--- start ---

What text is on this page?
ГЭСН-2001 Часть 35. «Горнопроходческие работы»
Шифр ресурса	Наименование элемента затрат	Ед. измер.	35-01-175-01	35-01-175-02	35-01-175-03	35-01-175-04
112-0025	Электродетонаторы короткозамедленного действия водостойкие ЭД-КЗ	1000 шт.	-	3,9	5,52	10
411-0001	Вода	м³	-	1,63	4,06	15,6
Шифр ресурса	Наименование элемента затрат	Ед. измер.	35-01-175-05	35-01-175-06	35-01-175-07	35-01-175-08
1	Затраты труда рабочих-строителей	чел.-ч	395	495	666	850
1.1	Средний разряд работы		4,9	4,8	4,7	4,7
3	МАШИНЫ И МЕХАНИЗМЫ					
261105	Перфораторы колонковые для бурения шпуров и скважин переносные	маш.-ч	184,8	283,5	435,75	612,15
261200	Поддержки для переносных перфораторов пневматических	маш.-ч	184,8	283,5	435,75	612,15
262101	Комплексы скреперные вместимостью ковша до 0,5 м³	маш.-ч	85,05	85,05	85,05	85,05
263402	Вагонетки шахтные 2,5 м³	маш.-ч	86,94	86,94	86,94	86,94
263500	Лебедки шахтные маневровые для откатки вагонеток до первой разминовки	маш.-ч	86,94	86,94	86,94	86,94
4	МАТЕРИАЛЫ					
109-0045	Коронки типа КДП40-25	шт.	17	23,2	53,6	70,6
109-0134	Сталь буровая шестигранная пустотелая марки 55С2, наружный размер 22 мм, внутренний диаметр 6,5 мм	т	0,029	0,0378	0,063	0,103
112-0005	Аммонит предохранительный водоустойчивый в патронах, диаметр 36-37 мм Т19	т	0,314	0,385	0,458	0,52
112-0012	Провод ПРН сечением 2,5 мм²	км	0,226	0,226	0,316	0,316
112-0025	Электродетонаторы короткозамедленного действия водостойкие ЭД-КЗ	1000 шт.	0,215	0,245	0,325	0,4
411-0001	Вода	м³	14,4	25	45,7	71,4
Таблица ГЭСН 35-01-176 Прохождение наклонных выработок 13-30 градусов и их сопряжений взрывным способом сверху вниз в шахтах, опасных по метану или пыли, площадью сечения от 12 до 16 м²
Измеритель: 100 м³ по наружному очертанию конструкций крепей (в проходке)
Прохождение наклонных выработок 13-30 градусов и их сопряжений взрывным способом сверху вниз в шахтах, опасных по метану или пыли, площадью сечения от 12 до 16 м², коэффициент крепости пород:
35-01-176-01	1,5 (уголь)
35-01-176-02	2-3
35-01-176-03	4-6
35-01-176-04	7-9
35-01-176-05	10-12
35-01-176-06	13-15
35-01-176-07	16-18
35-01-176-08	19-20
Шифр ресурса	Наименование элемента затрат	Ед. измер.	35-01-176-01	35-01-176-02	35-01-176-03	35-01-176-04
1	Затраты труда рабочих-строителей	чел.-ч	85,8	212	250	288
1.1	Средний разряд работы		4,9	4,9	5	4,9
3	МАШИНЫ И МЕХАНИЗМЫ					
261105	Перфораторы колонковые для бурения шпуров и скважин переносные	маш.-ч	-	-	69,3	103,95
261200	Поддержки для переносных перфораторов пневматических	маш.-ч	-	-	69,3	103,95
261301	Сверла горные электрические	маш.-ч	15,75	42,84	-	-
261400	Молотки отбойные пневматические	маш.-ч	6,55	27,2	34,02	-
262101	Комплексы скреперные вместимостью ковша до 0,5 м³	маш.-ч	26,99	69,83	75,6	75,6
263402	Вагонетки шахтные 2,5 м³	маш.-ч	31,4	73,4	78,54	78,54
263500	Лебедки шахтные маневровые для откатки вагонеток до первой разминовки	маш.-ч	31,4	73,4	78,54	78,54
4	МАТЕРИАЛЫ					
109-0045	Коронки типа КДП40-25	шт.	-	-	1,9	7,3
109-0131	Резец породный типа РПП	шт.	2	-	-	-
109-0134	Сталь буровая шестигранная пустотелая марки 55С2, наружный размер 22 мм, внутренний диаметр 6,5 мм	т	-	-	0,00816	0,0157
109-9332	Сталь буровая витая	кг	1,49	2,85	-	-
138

--- end ---

_Short exercise:_
In the entries above, some lines may contain the string "буровая"; report how many, without additional comment.

_Completed exercise:_
3